ENTRIES SHOWN:
○ ○ ○ ○

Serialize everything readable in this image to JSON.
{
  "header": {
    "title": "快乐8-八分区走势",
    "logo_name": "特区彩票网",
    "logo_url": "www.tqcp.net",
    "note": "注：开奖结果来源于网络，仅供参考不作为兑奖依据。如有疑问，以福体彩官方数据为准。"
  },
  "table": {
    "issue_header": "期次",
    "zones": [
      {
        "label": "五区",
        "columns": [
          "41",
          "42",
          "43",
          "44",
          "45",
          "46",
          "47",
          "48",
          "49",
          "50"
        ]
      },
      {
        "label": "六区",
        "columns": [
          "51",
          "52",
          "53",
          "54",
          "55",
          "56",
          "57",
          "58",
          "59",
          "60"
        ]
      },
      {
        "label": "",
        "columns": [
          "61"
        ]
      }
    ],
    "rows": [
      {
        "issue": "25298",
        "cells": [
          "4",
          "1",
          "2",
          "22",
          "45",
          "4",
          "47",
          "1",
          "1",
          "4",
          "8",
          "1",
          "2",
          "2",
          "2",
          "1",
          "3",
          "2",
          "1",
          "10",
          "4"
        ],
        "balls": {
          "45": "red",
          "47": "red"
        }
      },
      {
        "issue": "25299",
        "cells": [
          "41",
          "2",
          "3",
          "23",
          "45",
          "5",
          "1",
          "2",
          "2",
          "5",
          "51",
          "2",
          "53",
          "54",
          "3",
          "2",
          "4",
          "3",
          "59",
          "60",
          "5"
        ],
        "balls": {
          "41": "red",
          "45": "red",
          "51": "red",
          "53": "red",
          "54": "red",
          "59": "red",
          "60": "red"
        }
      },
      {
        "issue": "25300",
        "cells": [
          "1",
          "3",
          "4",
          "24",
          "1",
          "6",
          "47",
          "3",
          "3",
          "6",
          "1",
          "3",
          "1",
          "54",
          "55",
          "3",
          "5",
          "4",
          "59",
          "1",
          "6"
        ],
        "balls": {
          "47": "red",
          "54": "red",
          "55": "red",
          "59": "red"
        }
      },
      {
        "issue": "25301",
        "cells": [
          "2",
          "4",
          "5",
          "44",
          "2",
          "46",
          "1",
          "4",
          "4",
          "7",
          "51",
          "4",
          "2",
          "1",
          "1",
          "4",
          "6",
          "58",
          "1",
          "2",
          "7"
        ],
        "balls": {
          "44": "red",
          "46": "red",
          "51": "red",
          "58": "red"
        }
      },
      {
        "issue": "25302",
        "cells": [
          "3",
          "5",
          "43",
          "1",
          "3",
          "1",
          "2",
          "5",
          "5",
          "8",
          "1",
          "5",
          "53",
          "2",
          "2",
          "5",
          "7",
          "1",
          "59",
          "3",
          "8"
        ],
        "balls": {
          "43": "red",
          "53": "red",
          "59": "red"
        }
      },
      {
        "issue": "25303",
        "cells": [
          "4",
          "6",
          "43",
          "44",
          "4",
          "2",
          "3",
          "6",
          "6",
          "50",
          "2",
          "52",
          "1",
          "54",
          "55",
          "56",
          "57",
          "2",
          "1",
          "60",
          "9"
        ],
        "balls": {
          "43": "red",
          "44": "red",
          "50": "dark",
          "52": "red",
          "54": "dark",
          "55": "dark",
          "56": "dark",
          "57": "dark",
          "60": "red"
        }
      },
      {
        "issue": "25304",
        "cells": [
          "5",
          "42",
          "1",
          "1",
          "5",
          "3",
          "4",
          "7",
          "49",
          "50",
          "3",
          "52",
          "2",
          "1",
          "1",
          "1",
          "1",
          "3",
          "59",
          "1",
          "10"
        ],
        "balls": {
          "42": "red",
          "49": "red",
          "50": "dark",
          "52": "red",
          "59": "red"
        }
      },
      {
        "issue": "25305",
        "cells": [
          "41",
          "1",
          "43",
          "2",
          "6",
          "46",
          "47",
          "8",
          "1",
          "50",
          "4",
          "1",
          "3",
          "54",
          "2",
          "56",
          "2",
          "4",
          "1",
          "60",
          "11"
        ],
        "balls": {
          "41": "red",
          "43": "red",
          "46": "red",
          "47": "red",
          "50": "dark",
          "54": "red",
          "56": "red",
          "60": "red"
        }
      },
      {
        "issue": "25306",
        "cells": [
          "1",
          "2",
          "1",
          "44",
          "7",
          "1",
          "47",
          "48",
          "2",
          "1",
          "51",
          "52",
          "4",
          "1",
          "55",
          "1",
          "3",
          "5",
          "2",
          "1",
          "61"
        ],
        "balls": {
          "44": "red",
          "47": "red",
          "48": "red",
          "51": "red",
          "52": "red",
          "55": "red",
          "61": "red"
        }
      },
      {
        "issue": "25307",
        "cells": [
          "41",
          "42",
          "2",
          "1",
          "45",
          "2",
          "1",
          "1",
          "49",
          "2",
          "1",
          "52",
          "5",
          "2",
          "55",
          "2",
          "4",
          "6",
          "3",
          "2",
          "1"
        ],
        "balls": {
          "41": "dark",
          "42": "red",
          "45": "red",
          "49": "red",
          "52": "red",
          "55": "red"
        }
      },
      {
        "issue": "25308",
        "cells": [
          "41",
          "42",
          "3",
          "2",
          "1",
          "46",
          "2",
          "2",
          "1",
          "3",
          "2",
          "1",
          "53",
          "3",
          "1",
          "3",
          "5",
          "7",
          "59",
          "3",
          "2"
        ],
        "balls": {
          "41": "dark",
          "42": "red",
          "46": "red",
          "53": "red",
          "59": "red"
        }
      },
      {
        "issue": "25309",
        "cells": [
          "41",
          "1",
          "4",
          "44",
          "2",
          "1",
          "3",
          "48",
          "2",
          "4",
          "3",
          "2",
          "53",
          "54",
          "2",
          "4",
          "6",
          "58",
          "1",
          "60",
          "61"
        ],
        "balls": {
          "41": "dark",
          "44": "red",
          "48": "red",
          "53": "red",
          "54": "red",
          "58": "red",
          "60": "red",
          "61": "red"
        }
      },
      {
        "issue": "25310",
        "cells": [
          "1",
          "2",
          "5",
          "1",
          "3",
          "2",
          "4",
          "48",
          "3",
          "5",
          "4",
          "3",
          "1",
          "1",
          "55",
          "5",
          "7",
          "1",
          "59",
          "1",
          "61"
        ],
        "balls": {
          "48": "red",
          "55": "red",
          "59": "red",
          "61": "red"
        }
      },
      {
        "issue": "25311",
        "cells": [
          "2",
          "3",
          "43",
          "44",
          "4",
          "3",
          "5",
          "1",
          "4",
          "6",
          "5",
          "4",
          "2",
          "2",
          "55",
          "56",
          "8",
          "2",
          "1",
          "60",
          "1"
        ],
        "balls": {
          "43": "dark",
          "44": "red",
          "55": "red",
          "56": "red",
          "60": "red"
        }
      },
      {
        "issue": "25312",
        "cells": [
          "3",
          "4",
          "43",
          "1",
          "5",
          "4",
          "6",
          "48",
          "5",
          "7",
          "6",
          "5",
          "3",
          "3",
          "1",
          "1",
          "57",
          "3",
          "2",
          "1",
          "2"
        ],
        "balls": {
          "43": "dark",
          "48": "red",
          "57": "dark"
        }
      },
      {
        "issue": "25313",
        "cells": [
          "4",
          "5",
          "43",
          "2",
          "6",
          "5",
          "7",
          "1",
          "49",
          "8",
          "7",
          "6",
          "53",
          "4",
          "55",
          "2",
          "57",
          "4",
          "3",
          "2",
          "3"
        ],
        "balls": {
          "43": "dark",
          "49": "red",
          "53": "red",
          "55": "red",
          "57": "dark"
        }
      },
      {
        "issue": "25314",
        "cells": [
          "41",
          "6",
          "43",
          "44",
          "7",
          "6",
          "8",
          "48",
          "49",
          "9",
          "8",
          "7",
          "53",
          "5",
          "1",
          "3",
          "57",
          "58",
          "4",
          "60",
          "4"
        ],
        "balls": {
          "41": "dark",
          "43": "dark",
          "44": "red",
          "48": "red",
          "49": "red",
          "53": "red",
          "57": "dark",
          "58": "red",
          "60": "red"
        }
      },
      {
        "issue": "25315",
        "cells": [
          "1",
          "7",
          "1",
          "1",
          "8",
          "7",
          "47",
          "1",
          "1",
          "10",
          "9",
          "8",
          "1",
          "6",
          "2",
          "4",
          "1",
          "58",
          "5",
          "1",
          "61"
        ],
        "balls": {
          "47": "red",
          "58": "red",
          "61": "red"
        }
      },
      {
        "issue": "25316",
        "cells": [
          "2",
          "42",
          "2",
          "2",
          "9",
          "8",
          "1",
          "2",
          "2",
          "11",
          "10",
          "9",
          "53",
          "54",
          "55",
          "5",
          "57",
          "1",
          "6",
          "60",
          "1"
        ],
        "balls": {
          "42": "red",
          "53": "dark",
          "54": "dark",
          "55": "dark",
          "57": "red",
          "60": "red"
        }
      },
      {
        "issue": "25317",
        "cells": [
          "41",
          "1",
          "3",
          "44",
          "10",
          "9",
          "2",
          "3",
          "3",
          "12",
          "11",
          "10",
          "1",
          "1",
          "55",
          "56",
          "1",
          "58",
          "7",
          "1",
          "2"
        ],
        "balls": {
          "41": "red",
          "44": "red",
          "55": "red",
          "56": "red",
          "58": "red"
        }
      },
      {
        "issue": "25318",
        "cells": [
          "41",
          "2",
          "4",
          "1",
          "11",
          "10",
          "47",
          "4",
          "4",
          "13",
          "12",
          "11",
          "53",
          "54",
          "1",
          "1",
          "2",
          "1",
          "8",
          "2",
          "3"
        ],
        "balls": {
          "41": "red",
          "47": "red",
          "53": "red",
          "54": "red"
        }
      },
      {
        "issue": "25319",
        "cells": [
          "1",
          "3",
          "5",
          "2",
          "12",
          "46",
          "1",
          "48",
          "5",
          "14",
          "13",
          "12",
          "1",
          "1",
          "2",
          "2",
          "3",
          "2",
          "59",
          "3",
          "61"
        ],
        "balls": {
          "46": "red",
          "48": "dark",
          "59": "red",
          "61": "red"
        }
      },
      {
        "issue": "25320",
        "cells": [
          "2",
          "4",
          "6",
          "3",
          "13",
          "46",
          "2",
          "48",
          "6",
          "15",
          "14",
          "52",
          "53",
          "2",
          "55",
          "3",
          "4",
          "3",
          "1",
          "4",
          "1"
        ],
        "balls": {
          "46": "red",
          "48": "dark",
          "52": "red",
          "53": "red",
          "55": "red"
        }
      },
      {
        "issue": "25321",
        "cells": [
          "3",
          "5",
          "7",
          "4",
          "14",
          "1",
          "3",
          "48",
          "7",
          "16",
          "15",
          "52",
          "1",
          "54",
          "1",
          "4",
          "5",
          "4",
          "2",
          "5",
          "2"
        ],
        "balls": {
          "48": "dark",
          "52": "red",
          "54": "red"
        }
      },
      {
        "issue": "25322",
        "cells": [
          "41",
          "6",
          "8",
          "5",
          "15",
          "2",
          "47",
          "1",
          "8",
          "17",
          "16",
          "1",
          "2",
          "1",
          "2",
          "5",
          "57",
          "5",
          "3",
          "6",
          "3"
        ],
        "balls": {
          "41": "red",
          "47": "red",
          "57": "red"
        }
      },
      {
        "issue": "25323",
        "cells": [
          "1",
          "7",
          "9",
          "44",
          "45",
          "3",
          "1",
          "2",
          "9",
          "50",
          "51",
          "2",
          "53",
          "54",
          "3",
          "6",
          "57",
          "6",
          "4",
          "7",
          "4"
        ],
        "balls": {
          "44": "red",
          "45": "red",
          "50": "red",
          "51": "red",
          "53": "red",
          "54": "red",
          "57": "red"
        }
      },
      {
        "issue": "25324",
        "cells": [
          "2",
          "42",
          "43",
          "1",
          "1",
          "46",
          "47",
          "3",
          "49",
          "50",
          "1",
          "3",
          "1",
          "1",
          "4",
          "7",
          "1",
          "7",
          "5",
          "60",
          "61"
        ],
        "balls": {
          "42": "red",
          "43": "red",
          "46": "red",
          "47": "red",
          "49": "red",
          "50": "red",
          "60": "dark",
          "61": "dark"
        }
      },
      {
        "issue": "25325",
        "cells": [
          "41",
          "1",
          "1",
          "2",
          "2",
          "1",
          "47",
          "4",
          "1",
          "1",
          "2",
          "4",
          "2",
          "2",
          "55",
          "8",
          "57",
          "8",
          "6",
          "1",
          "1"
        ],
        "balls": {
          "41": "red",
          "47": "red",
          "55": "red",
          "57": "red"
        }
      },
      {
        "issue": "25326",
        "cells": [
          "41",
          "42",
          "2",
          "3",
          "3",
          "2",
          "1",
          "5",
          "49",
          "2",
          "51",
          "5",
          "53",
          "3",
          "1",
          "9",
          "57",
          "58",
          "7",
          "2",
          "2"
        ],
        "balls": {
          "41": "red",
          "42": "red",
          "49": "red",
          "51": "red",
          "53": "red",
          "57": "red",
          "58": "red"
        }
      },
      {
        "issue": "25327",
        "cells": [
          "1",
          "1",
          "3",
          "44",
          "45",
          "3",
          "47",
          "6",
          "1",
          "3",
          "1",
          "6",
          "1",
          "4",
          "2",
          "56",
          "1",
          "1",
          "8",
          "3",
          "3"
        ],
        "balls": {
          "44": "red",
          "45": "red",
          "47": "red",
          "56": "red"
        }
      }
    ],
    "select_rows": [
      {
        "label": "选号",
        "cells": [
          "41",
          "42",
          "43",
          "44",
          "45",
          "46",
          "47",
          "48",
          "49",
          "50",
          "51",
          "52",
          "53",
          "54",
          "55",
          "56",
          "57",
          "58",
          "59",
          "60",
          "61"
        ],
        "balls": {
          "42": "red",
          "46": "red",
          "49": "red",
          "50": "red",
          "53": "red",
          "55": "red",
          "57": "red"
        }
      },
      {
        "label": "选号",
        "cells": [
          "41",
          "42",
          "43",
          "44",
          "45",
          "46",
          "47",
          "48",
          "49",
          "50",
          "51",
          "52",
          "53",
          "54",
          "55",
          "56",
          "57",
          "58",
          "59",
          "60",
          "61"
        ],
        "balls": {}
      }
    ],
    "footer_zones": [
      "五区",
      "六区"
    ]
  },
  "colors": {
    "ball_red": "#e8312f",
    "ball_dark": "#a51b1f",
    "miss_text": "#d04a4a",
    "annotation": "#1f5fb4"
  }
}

○ ○ ○ ○

WHAT THE EXERCISE ASKS:
Return every line containing "label".

COMPLETED EXERCISE:
        "label": "五区",
        "label": "六区",
        "label": "",
        "label": "选号",
        "label": "选号",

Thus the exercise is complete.